Stored data:
=-=-=-=-=

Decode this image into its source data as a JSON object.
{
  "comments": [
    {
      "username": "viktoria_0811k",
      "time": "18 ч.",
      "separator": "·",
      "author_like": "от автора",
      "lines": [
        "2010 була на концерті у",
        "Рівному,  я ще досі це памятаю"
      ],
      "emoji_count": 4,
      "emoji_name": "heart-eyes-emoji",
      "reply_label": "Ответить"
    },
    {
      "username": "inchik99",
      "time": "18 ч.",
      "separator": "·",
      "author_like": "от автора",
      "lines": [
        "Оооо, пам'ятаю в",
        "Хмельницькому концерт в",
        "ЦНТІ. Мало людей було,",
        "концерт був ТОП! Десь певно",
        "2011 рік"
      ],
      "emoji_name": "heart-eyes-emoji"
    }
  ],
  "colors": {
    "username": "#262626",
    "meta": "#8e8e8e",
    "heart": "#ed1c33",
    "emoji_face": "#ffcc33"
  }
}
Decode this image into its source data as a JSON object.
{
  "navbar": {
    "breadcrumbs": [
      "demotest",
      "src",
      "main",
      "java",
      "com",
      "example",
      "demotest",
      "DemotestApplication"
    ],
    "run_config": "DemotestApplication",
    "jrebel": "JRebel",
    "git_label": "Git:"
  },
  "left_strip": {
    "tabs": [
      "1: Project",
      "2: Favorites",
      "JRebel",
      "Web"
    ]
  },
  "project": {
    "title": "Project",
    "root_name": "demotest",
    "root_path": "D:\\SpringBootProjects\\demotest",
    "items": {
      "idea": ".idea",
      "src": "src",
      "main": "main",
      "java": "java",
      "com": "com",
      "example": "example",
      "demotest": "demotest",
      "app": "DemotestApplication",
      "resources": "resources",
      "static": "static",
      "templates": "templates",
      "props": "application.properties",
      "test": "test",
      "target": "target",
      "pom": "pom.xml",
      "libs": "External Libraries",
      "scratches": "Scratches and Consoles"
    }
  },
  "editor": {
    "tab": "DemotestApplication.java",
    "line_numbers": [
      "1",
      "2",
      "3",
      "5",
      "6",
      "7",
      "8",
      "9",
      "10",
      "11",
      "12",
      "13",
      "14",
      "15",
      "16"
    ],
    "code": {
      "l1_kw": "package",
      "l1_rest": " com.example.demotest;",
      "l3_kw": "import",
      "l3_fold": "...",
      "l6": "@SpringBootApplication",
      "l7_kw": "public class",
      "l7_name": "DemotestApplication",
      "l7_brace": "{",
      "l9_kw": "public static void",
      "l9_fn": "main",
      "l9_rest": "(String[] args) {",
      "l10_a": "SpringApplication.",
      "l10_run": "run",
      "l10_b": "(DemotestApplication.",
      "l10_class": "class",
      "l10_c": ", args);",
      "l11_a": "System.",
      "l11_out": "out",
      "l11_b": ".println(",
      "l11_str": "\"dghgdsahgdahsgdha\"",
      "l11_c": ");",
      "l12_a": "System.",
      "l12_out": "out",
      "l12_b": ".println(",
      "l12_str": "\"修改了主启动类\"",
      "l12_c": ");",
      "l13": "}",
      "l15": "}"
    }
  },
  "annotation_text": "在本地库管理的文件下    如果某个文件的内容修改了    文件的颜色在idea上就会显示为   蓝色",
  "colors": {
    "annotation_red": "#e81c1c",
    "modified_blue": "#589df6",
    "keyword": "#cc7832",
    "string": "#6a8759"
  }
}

=-=-=-=-=

What you need to do - All of the material above needs to be retyped word for word.

Result of the exercise -
Decode this image into its source data as a JSON object.
{
  "comments": [
    {
      "username": "viktoria_0811k",
      "time": "18 ч.",
      "separator": "·",
      "author_like": "от автора",
      "lines": [
        "2010 була на концерті у",
        "Рівному,  я ще досі це памятаю"
      ],
      "emoji_count": 4,
      "emoji_name": "heart-eyes-emoji",
      "reply_label": "Ответить"
    },
    {
      "username": "inchik99",
      "time": "18 ч.",
      "separator": "·",
      "author_like": "от автора",
      "lines": [
        "Оооо, пам'ятаю в",
        "Хмельницькому концерт в",
        "ЦНТІ. Мало людей було,",
        "концерт був ТОП! Десь певно",
        "2011 рік"
      ],
      "emoji_name": "heart-eyes-emoji"
    }
  ],
  "colors": {
    "username": "#262626",
    "meta": "#8e8e8e",
    "heart": "#ed1c33",
    "emoji_face": "#ffcc33"
  }
}
Decode this image into its source data as a JSON object.
{
  "navbar": {
    "breadcrumbs": [
      "demotest",
      "src",
      "main",
      "java",
      "com",
      "example",
      "demotest",
      "DemotestApplication"
    ],
    "run_config": "DemotestApplication",
    "jrebel": "JRebel",
    "git_label": "Git:"
  },
  "left_strip": {
    "tabs": [
      "1: Project",
      "2: Favorites",
      "JRebel",
      "Web"
    ]
  },
  "project": {
    "title": "Project",
    "root_name": "demotest",
    "root_path": "D:\\SpringBootProjects\\demotest",
    "items": {
      "idea": ".idea",
      "src": "src",
      "main": "main",
      "java": "java",
      "com": "com",
      "example": "example",
      "demotest": "demotest",
      "app": "DemotestApplication",
      "resources": "resources",
      "static": "static",
      "templates": "templates",
      "props": "application.properties",
      "test": "test",
      "target": "target",
      "pom": "pom.xml",
      "libs": "External Libraries",
      "scratches": "Scratches and Consoles"
    }
  },
  "editor": {
    "tab": "DemotestApplication.java",
    "line_numbers": [
      "1",
      "2",
      "3",
      "5",
      "6",
      "7",
      "8",
      "9",
      "10",
      "11",
      "12",
      "13",
      "14",
      "15",
      "16"
    ],
    "code": {
      "l1_kw": "package",
      "l1_rest": " com.example.demotest;",
      "l3_kw": "import",
      "l3_fold": "...",
      "l6": "@SpringBootApplication",
      "l7_kw": "public class",
      "l7_name": "DemotestApplication",
      "l7_brace": "{",
      "l9_kw": "public static void",
      "l9_fn": "main",
      "l9_rest": "(String[] args) {",
      "l10_a": "SpringApplication.",
      "l10_run": "run",
      "l10_b": "(DemotestApplication.",
      "l10_class": "class",
      "l10_c": ", args);",
      "l11_a": "System.",
      "l11_out": "out",
      "l11_b": ".println(",
      "l11_str": "\"dghgdsahgdahsgdha\"",
      "l11_c": ");",
      "l12_a": "System.",
      "l12_out": "out",
      "l12_b": ".println(",
      "l12_str": "\"修改了主启动类\"",
      "l12_c": ");",
      "l13": "}",
      "l15": "}"
    }
  },
  "annotation_text": "在本地库管理的文件下    如果某个文件的内容修改了    文件的颜色在idea上就会显示为   蓝色",
  "colors": {
    "annotation_red": "#e81c1c",
    "modified_blue": "#589df6",
    "keyword": "#cc7832",
    "string": "#6a8759"
  }
}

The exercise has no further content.